* _What is needed_
The records below are to be repeated in full, exactly as they are.

====

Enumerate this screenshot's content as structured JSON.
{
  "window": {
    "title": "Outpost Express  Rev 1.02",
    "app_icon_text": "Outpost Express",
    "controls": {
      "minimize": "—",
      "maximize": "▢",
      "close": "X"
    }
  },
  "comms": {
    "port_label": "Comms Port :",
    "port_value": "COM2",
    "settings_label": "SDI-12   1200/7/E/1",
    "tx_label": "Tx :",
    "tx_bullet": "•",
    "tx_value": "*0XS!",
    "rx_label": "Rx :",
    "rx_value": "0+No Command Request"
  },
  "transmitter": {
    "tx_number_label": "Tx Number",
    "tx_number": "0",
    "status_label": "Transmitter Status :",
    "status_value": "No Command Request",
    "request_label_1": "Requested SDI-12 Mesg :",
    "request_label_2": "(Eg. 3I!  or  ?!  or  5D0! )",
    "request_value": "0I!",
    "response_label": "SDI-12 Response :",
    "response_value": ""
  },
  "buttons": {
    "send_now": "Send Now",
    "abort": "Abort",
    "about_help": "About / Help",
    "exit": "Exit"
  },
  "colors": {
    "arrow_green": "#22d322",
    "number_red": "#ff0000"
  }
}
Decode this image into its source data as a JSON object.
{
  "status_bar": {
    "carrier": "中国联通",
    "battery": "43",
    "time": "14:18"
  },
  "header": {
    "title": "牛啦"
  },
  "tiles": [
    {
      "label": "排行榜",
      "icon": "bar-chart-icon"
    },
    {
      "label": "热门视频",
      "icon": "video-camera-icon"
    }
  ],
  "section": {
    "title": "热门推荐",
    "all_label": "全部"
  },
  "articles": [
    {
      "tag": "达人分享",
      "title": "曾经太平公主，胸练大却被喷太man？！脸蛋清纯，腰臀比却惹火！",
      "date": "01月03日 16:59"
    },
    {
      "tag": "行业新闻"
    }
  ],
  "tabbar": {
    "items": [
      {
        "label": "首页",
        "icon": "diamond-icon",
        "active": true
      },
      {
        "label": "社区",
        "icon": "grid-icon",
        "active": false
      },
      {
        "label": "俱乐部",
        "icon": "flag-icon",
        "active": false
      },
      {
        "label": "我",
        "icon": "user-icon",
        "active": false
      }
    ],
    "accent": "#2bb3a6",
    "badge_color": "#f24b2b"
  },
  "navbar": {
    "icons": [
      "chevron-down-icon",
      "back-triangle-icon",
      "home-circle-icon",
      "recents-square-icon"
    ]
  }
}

====

* _Solution to this task_
Enumerate this screenshot's content as structured JSON.
{
  "window": {
    "title": "Outpost Express  Rev 1.02",
    "app_icon_text": "Outpost Express",
    "controls": {
      "minimize": "—",
      "maximize": "▢",
      "close": "X"
    }
  },
  "comms": {
    "port_label": "Comms Port :",
    "port_value": "COM2",
    "settings_label": "SDI-12   1200/7/E/1",
    "tx_label": "Tx :",
    "tx_bullet": "•",
    "tx_value": "*0XS!",
    "rx_label": "Rx :",
    "rx_value": "0+No Command Request"
  },
  "transmitter": {
    "tx_number_label": "Tx Number",
    "tx_number": "0",
    "status_label": "Transmitter Status :",
    "status_value": "No Command Request",
    "request_label_1": "Requested SDI-12 Mesg :",
    "request_label_2": "(Eg. 3I!  or  ?!  or  5D0! )",
    "request_value": "0I!",
    "response_label": "SDI-12 Response :",
    "response_value": ""
  },
  "buttons": {
    "send_now": "Send Now",
    "abort": "Abort",
    "about_help": "About / Help",
    "exit": "Exit"
  },
  "colors": {
    "arrow_green": "#22d322",
    "number_red": "#ff0000"
  }
}
Decode this image into its source data as a JSON object.
{
  "status_bar": {
    "carrier": "中国联通",
    "battery": "43",
    "time": "14:18"
  },
  "header": {
    "title": "牛啦"
  },
  "tiles": [
    {
      "label": "排行榜",
      "icon": "bar-chart-icon"
    },
    {
      "label": "热门视频",
      "icon": "video-camera-icon"
    }
  ],
  "section": {
    "title": "热门推荐",
    "all_label": "全部"
  },
  "articles": [
    {
      "tag": "达人分享",
      "title": "曾经太平公主，胸练大却被喷太man？！脸蛋清纯，腰臀比却惹火！",
      "date": "01月03日 16:59"
    },
    {
      "tag": "行业新闻"
    }
  ],
  "tabbar": {
    "items": [
      {
        "label": "首页",
        "icon": "diamond-icon",
        "active": true
      },
      {
        "label": "社区",
        "icon": "grid-icon",
        "active": false
      },
      {
        "label": "俱乐部",
        "icon": "flag-icon",
        "active": false
      },
      {
        "label": "我",
        "icon": "user-icon",
        "active": false
      }
    ],
    "accent": "#2bb3a6",
    "badge_color": "#f24b2b"
  },
  "navbar": {
    "icons": [
      "chevron-down-icon",
      "back-triangle-icon",
      "home-circle-icon",
      "recents-square-icon"
    ]
  }
}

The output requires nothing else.